WRITTEN TASK -> Each entry below is to be extracted exactly.

┌────────

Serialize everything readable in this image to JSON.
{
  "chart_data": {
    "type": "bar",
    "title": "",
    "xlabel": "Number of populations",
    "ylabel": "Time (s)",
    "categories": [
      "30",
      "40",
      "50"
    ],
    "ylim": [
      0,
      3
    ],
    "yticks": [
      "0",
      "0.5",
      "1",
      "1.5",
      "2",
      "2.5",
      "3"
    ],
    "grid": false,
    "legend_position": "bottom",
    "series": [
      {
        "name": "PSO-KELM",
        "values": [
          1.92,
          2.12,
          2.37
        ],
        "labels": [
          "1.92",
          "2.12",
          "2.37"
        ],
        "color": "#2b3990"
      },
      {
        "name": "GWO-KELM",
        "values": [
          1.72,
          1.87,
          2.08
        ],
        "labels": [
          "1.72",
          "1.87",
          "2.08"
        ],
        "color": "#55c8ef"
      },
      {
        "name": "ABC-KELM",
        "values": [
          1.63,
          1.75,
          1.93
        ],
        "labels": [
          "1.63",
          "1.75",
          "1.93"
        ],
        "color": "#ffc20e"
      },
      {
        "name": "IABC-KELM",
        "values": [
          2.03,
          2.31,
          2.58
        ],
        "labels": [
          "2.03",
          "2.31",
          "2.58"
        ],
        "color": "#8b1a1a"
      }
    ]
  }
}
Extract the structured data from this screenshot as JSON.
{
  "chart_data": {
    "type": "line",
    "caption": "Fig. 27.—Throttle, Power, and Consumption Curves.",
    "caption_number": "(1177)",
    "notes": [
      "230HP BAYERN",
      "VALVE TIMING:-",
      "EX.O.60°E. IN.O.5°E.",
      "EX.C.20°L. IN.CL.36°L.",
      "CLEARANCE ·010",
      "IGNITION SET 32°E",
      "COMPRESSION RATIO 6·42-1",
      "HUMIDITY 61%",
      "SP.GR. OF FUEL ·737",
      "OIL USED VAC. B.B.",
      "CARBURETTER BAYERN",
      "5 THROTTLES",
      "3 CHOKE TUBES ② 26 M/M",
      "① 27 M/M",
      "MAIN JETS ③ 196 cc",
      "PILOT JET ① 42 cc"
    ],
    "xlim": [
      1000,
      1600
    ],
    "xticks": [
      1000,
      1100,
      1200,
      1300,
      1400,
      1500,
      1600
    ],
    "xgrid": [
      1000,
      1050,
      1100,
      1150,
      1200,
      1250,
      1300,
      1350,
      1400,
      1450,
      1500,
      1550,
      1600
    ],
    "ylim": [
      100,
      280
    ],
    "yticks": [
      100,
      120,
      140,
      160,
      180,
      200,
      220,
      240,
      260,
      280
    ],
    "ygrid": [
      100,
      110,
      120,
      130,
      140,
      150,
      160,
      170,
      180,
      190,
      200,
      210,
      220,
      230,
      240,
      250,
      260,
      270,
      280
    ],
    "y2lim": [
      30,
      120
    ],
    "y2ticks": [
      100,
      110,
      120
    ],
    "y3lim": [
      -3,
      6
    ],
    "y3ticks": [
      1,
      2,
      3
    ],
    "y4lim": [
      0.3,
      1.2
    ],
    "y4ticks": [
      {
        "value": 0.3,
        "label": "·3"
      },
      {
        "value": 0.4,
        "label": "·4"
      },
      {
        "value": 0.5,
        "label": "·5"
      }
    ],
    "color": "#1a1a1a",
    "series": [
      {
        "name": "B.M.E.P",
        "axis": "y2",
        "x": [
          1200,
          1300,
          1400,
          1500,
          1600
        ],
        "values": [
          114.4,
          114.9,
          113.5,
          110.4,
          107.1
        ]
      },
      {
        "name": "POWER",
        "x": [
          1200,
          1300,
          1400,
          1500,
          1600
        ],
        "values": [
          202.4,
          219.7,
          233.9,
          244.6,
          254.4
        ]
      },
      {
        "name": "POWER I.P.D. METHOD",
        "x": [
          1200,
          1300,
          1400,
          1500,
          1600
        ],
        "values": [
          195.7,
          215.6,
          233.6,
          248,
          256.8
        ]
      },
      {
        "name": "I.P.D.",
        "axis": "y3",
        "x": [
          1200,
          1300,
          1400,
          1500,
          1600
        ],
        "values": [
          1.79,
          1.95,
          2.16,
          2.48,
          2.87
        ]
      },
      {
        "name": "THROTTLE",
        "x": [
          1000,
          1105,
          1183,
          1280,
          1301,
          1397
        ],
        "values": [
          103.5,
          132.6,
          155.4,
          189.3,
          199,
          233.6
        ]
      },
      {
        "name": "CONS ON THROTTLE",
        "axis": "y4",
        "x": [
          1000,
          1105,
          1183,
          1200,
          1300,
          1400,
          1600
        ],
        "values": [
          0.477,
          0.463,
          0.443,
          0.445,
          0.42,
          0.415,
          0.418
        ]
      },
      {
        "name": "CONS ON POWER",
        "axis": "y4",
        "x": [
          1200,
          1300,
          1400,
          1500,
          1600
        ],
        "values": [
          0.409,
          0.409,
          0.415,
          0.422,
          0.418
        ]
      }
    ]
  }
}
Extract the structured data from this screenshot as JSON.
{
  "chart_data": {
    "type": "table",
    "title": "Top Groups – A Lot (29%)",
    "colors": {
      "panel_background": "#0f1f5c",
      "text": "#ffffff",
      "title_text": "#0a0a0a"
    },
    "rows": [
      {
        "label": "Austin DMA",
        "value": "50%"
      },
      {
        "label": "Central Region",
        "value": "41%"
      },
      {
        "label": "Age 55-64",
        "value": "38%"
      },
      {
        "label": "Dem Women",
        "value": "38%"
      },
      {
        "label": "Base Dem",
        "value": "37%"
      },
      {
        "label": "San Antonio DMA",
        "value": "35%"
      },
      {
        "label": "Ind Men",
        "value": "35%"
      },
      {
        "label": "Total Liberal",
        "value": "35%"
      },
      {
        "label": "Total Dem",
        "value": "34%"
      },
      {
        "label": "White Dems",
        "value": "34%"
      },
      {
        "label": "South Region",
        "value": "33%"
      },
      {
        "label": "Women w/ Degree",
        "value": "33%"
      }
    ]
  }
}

└────────

SOLUTION TO THE EXERCISE ->
Serialize everything readable in this image to JSON.
{
  "chart_data": {
    "type": "bar",
    "title": "",
    "xlabel": "Number of populations",
    "ylabel": "Time (s)",
    "categories": [
      "30",
      "40",
      "50"
    ],
    "ylim": [
      0,
      3
    ],
    "yticks": [
      "0",
      "0.5",
      "1",
      "1.5",
      "2",
      "2.5",
      "3"
    ],
    "grid": false,
    "legend_position": "bottom",
    "series": [
      {
        "name": "PSO-KELM",
        "values": [
          1.92,
          2.12,
          2.37
        ],
        "labels": [
          "1.92",
          "2.12",
          "2.37"
        ],
        "color": "#2b3990"
      },
      {
        "name": "GWO-KELM",
        "values": [
          1.72,
          1.87,
          2.08
        ],
        "labels": [
          "1.72",
          "1.87",
          "2.08"
        ],
        "color": "#55c8ef"
      },
      {
        "name": "ABC-KELM",
        "values": [
          1.63,
          1.75,
          1.93
        ],
        "labels": [
          "1.63",
          "1.75",
          "1.93"
        ],
        "color": "#ffc20e"
      },
      {
        "name": "IABC-KELM",
        "values": [
          2.03,
          2.31,
          2.58
        ],
        "labels": [
          "2.03",
          "2.31",
          "2.58"
        ],
        "color": "#8b1a1a"
      }
    ]
  }
}
Extract the structured data from this screenshot as JSON.
{
  "chart_data": {
    "type": "line",
    "caption": "Fig. 27.—Throttle, Power, and Consumption Curves.",
    "caption_number": "(1177)",
    "notes": [
      "230HP BAYERN",
      "VALVE TIMING:-",
      "EX.O.60°E. IN.O.5°E.",
      "EX.C.20°L. IN.CL.36°L.",
      "CLEARANCE ·010",
      "IGNITION SET 32°E",
      "COMPRESSION RATIO 6·42-1",
      "HUMIDITY 61%",
      "SP.GR. OF FUEL ·737",
      "OIL USED VAC. B.B.",
      "CARBURETTER BAYERN",
      "5 THROTTLES",
      "3 CHOKE TUBES ② 26 M/M",
      "① 27 M/M",
      "MAIN JETS ③ 196 cc",
      "PILOT JET ① 42 cc"
    ],
    "xlim": [
      1000,
      1600
    ],
    "xticks": [
      1000,
      1100,
      1200,
      1300,
      1400,
      1500,
      1600
    ],
    "xgrid": [
      1000,
      1050,
      1100,
      1150,
      1200,
      1250,
      1300,
      1350,
      1400,
      1450,
      1500,
      1550,
      1600
    ],
    "ylim": [
      100,
      280
    ],
    "yticks": [
      100,
      120,
      140,
      160,
      180,
      200,
      220,
      240,
      260,
      280
    ],
    "ygrid": [
      100,
      110,
      120,
      130,
      140,
      150,
      160,
      170,
      180,
      190,
      200,
      210,
      220,
      230,
      240,
      250,
      260,
      270,
      280
    ],
    "y2lim": [
      30,
      120
    ],
    "y2ticks": [
      100,
      110,
      120
    ],
    "y3lim": [
      -3,
      6
    ],
    "y3ticks": [
      1,
      2,
      3
    ],
    "y4lim": [
      0.3,
      1.2
    ],
    "y4ticks": [
      {
        "value": 0.3,
        "label": "·3"
      },
      {
        "value": 0.4,
        "label": "·4"
      },
      {
        "value": 0.5,
        "label": "·5"
      }
    ],
    "color": "#1a1a1a",
    "series": [
      {
        "name": "B.M.E.P",
        "axis": "y2",
        "x": [
          1200,
          1300,
          1400,
          1500,
          1600
        ],
        "values": [
          114.4,
          114.9,
          113.5,
          110.4,
          107.1
        ]
      },
      {
        "name": "POWER",
        "x": [
          1200,
          1300,
          1400,
          1500,
          1600
        ],
        "values": [
          202.4,
          219.7,
          233.9,
          244.6,
          254.4
        ]
      },
      {
        "name": "POWER I.P.D. METHOD",
        "x": [
          1200,
          1300,
          1400,
          1500,
          1600
        ],
        "values": [
          195.7,
          215.6,
          233.6,
          248,
          256.8
        ]
      },
      {
        "name": "I.P.D.",
        "axis": "y3",
        "x": [
          1200,
          1300,
          1400,
          1500,
          1600
        ],
        "values": [
          1.79,
          1.95,
          2.16,
          2.48,
          2.87
        ]
      },
      {
        "name": "THROTTLE",
        "x": [
          1000,
          1105,
          1183,
          1280,
          1301,
          1397
        ],
        "values": [
          103.5,
          132.6,
          155.4,
          189.3,
          199,
          233.6
        ]
      },
      {
        "name": "CONS ON THROTTLE",
        "axis": "y4",
        "x": [
          1000,
          1105,
          1183,
          1200,
          1300,
          1400,
          1600
        ],
        "values": [
          0.477,
          0.463,
          0.443,
          0.445,
          0.42,
          0.415,
          0.418
        ]
      },
      {
        "name": "CONS ON POWER",
        "axis": "y4",
        "x": [
          1200,
          1300,
          1400,
          1500,
          1600
        ],
        "values": [
          0.409,
          0.409,
          0.415,
          0.422,
          0.418
        ]
      }
    ]
  }
}
Extract the structured data from this screenshot as JSON.
{
  "chart_data": {
    "type": "table",
    "title": "Top Groups – A Lot (29%)",
    "colors": {
      "panel_background": "#0f1f5c",
      "text": "#ffffff",
      "title_text": "#0a0a0a"
    },
    "rows": [
      {
        "label": "Austin DMA",
        "value": "50%"
      },
      {
        "label": "Central Region",
        "value": "41%"
      },
      {
        "label": "Age 55-64",
        "value": "38%"
      },
      {
        "label": "Dem Women",
        "value": "38%"
      },
      {
        "label": "Base Dem",
        "value": "37%"
      },
      {
        "label": "San Antonio DMA",
        "value": "35%"
      },
      {
        "label": "Ind Men",
        "value": "35%"
      },
      {
        "label": "Total Liberal",
        "value": "35%"
      },
      {
        "label": "Total Dem",
        "value": "34%"
      },
      {
        "label": "White Dems",
        "value": "34%"
      },
      {
        "label": "South Region",
        "value": "33%"
      },
      {
        "label": "Women w/ Degree",
        "value": "33%"
      }
    ]
  }
}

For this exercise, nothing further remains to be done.